-- begin RECORDS SUPPLIED --
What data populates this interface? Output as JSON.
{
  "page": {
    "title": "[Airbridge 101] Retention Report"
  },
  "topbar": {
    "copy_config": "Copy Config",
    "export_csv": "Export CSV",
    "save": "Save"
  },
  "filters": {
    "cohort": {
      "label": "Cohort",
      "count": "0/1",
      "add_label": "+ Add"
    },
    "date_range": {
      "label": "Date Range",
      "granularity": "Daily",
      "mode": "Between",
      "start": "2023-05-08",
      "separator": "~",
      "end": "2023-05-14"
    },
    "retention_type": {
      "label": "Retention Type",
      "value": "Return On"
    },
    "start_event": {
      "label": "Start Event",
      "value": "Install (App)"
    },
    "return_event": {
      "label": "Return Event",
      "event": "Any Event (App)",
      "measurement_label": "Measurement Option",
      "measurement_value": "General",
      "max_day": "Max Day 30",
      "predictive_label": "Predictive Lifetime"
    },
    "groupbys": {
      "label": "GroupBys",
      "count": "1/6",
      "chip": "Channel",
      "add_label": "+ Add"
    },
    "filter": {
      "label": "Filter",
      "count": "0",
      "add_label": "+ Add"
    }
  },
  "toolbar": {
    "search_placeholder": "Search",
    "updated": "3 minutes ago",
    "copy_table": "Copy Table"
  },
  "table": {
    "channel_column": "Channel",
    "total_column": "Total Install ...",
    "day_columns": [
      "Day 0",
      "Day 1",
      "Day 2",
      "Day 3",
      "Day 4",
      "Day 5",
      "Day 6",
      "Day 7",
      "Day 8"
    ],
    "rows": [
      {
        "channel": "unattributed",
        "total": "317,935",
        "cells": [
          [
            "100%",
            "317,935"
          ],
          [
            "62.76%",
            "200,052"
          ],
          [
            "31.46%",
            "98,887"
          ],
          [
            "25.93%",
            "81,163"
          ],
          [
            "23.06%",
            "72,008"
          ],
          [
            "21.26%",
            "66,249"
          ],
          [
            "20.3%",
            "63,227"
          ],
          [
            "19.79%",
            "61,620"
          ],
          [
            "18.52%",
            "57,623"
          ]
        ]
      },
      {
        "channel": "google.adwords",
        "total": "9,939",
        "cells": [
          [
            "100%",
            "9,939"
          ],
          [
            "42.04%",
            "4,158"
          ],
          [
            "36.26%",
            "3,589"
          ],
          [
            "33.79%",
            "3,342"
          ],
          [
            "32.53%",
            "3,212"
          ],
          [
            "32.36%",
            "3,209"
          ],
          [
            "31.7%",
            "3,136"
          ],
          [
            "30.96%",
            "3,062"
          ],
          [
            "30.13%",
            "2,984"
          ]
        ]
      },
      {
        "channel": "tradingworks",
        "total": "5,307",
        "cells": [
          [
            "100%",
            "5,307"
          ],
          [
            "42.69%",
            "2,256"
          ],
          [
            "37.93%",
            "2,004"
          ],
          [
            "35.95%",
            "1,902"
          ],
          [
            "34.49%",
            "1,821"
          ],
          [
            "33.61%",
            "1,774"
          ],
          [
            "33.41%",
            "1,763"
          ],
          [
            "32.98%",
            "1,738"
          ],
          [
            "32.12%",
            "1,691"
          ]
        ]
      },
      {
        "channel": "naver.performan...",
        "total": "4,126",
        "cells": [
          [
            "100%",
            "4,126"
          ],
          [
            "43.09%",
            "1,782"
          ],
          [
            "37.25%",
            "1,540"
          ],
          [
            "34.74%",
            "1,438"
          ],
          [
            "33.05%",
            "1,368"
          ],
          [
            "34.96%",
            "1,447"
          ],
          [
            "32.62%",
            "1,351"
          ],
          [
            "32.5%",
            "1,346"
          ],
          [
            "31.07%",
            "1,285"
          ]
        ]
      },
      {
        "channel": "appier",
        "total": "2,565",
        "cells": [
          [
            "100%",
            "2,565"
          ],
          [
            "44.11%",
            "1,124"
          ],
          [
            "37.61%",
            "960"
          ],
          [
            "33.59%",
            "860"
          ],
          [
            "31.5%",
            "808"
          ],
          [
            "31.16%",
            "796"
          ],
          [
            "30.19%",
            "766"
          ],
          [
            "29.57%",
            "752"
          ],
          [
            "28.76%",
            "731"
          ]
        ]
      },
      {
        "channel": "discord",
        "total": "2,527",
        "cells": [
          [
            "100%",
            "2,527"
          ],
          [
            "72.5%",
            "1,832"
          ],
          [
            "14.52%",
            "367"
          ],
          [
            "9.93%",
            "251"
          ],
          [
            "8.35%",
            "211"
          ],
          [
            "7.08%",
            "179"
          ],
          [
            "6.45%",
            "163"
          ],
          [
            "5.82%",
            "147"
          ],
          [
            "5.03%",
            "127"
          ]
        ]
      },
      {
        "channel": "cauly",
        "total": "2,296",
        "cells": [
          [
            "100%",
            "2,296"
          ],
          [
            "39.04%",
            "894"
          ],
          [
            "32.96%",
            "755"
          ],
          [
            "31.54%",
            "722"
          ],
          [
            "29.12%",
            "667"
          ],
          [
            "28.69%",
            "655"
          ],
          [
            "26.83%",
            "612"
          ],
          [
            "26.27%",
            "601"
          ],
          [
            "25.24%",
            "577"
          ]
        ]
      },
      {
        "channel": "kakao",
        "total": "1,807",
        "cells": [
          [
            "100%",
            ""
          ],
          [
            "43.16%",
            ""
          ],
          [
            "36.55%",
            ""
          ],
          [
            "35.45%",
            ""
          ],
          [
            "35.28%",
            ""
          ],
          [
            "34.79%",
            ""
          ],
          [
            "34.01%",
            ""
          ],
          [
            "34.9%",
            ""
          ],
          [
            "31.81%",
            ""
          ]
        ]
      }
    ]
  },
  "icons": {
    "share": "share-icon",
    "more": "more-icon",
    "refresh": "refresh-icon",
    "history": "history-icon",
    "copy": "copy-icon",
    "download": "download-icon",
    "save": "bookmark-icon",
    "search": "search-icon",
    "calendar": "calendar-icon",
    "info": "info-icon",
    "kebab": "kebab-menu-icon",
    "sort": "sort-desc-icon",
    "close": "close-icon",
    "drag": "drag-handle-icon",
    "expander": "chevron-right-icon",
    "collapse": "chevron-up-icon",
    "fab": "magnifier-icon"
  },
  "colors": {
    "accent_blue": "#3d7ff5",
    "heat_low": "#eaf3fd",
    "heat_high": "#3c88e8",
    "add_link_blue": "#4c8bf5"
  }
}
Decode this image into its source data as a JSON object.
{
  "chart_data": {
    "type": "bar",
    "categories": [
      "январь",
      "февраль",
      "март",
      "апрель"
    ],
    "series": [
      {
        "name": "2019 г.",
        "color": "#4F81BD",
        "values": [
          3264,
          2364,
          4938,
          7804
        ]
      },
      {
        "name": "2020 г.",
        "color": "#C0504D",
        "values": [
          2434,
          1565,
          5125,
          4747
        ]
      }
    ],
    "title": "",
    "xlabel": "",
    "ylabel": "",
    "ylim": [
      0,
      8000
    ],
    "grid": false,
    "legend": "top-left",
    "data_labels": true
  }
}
-- end RECORDS SUPPLIED --
▸ STATED EXERCISE
Beginning at the line where "Decode this image" appears, extract each line through the end of the data above; keep them exact and include nothing else.

▸ THE OUTPUT
Decode this image into its source data as a JSON object.
{
  "chart_data": {
    "type": "bar",
    "categories": [
      "январь",
      "февраль",
      "март",
      "апрель"
    ],
    "series": [
      {
        "name": "2019 г.",
        "color": "#4F81BD",
        "values": [
          3264,
          2364,
          4938,
          7804
        ]
      },
      {
        "name": "2020 г.",
        "color": "#C0504D",
        "values": [
          2434,
          1565,
          5125,
          4747
        ]
      }
    ],
    "title": "",
    "xlabel": "",
    "ylabel": "",
    "ylim": [
      0,
      8000
    ],
    "grid": false,
    "legend": "top-left",
    "data_labels": true
  }
}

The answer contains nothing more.